*DOCUMENT TEXT:*
The Czechoslovak Review/Volume 1/Germany's Partner in Crime

Germany’s Partner in Crime.

On the very day when Germany proclaimed its intention of destroying every ship found by its submarines in certain areas of the open ocean, the new Austro-Hungarian ambassador, Count Adam Tarnowski, arrived in New York. Through the successive stages of the growing enmity between Germany and the United States—break of relations, blowing up of English ships with loss of American lives, destruction of American ships with warning and without warning, ships with contraband and legitimate merchandise and in ballast, while America announced armed neutrality and waited for another overt act—the nobleman from Austria was cooling his heels in Washington, an ambassador to the United States and yet not an ambassador, properly accredited to our government, but unable to obtain presentation to the President and formal recognition by the State Department. The newspapers and the public forgot him, just as they forgot Austria and ignored the fact that Austria-Hungary is a partner in Germany’s iniquity as well as in its military and naval campaigns.

America is divided from Europe by three thousand miles of water, and what happens in Europe is seen here as from a distance, the most prominent features only and not the details, however important. Not that America lacked the means to obtain a true and accurate view of the right and wrong of the struggle or how the blame should be apportioned and what the relations were between Germany and its partners. But the might of Germany, its military and economic efficiency, its unprecedented frightfulness and barbarism so dominated the American horizon that few people here appreciated the share of the Hapsburg Empire in all the schemes and plans and crimes of Germany.

The attitude of the American people toward Austria-Hungary was one of good-natured contempt. Contempt, because of the defeats of Austrian armies by both Russia and Serbia, because it was known that German receivership saved the bankrupt empire from complete defeat. But contemptible as Austria proved itself in more ways than one, it is still Germany’s chief support. For it must not be forgotten that the monarchy on the Danube covers an area considerably larger than that of Germany and that it has fifty-two million people as against Germany’s seventy. It possesses important industrial provinces which produce a large share of the immense stores of ammunition used by the Teuton armies, and the Skoda guns have earned a reputation superior even to that of the Krupps. Nor should one forget that Austria-Hungary is more of an agricultural state than Germany and that the produce of the weaker empire has been used to supplement the rations of Germany’s industrial population. Without Austria’s resources in men and supplies Kaiser William could not sustain a war on two fronts for three years.

[Spatial layout data]
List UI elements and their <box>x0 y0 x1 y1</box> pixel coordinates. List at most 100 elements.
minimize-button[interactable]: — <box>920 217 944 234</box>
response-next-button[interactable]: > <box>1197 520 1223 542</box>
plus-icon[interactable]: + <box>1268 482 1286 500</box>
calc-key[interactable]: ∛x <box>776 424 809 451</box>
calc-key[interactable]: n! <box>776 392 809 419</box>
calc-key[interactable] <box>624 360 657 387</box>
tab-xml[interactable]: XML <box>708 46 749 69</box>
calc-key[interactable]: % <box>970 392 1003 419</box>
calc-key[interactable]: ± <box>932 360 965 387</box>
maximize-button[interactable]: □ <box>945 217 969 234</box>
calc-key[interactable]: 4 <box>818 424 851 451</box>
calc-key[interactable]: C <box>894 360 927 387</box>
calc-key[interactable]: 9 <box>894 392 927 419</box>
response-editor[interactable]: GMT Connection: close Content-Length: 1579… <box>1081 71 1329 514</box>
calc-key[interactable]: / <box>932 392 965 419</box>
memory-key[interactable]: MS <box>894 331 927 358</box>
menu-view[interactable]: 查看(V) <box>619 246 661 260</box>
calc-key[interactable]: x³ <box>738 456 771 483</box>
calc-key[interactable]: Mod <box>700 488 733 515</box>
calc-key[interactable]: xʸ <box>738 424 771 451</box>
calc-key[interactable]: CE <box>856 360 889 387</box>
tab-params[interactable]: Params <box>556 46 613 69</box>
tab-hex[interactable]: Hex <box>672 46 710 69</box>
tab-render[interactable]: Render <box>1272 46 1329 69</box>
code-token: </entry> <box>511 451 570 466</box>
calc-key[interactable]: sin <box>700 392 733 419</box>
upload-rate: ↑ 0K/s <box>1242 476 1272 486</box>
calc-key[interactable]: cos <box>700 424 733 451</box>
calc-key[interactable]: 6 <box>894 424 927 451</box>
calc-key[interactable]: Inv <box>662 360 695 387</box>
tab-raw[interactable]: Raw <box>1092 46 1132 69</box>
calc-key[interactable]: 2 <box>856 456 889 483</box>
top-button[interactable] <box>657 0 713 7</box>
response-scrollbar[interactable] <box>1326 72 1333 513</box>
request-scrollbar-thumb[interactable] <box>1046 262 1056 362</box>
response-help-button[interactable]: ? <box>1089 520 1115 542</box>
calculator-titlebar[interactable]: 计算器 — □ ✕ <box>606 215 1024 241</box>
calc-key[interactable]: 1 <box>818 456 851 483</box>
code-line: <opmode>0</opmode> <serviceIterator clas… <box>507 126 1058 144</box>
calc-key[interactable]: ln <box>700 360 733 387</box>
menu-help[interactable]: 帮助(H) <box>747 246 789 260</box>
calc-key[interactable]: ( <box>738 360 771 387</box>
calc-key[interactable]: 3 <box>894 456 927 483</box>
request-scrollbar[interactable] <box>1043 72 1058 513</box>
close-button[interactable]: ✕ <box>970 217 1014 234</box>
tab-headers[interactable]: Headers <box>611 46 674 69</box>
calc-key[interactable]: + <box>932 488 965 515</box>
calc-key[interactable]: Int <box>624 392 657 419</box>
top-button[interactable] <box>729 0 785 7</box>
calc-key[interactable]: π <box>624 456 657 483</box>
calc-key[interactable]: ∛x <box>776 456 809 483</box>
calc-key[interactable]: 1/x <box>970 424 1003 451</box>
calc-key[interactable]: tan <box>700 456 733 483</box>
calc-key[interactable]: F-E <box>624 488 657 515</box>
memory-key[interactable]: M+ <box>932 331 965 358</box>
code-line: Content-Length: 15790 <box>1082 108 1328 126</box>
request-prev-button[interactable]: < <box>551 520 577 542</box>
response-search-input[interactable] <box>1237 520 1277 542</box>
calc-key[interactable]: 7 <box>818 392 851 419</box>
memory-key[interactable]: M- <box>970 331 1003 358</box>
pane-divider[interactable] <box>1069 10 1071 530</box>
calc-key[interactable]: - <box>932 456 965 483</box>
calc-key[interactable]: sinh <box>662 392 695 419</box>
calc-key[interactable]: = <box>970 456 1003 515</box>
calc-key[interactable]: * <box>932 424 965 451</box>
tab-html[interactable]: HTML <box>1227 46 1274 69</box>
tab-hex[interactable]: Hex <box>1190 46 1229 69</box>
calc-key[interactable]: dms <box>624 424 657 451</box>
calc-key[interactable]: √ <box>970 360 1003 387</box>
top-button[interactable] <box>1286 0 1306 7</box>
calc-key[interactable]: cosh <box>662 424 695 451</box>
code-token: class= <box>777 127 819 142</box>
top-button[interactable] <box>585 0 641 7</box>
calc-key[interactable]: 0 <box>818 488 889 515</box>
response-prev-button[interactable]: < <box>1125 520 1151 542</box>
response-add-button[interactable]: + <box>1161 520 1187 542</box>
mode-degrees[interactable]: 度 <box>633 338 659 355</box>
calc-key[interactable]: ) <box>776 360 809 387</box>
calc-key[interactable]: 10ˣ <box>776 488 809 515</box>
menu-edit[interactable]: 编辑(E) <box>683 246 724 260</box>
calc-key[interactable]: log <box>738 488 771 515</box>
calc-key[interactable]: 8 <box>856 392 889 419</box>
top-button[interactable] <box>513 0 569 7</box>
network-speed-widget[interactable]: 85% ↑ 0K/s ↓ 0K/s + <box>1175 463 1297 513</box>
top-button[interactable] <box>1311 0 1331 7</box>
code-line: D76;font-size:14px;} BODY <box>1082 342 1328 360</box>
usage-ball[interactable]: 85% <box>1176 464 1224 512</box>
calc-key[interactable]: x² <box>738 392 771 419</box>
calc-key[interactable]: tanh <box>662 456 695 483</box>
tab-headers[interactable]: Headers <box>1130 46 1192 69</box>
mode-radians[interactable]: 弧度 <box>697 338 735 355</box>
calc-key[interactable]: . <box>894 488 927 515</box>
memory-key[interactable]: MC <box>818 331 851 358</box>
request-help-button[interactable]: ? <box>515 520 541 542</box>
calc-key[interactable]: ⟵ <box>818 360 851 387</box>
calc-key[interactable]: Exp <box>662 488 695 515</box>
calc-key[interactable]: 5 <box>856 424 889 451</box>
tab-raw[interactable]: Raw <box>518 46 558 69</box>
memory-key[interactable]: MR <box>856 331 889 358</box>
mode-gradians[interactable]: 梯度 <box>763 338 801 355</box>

*TASK SET:*
**1)** From the article on Austria-Hungary as Germany's partner, extract word for word the passage that begins with the words containing "America is divided" and ends with "crimes of Germany.".
**2)** Copy out, unchanged, the lines of the records from their first line through the line that contains "calc-key[interactable]: C <box>894", including both of those lines.

*ANSWERS TO THE EXERCISES:*
**1)**
America is divided from Europe by three thousand miles of water, and what happens in Europe is seen here as from a distance, the most prominent features only and not the details, however important. Not that America lacked the means to obtain a true and accurate view of the right and wrong of the struggle or how the blame should be apportioned and what the relations were between Germany and its partners. But the might of Germany, its military and economic efficiency, its unprecedented frightfulness and barbarism so dominated the American horizon that few people here appreciated the share of the Hapsburg Empire in all the schemes and plans and crimes of Germany.

**2)**
List UI elements and their <box>x0 y0 x1 y1</box> pixel coordinates. List at most 100 elements.
minimize-button[interactable]: — <box>920 217 944 234</box>
response-next-button[interactable]: > <box>1197 520 1223 542</box>
plus-icon[interactable]: + <box>1268 482 1286 500</box>
calc-key[interactable]: ∛x <box>776 424 809 451</box>
calc-key[interactable]: n! <box>776 392 809 419</box>
calc-key[interactable] <box>624 360 657 387</box>
tab-xml[interactable]: XML <box>708 46 749 69</box>
calc-key[interactable]: % <box>970 392 1003 419</box>
calc-key[interactable]: ± <box>932 360 965 387</box>
maximize-button[interactable]: □ <box>945 217 969 234</box>
calc-key[interactable]: 4 <box>818 424 851 451</box>
calc-key[interactable]: C <box>894 360 927 387</box>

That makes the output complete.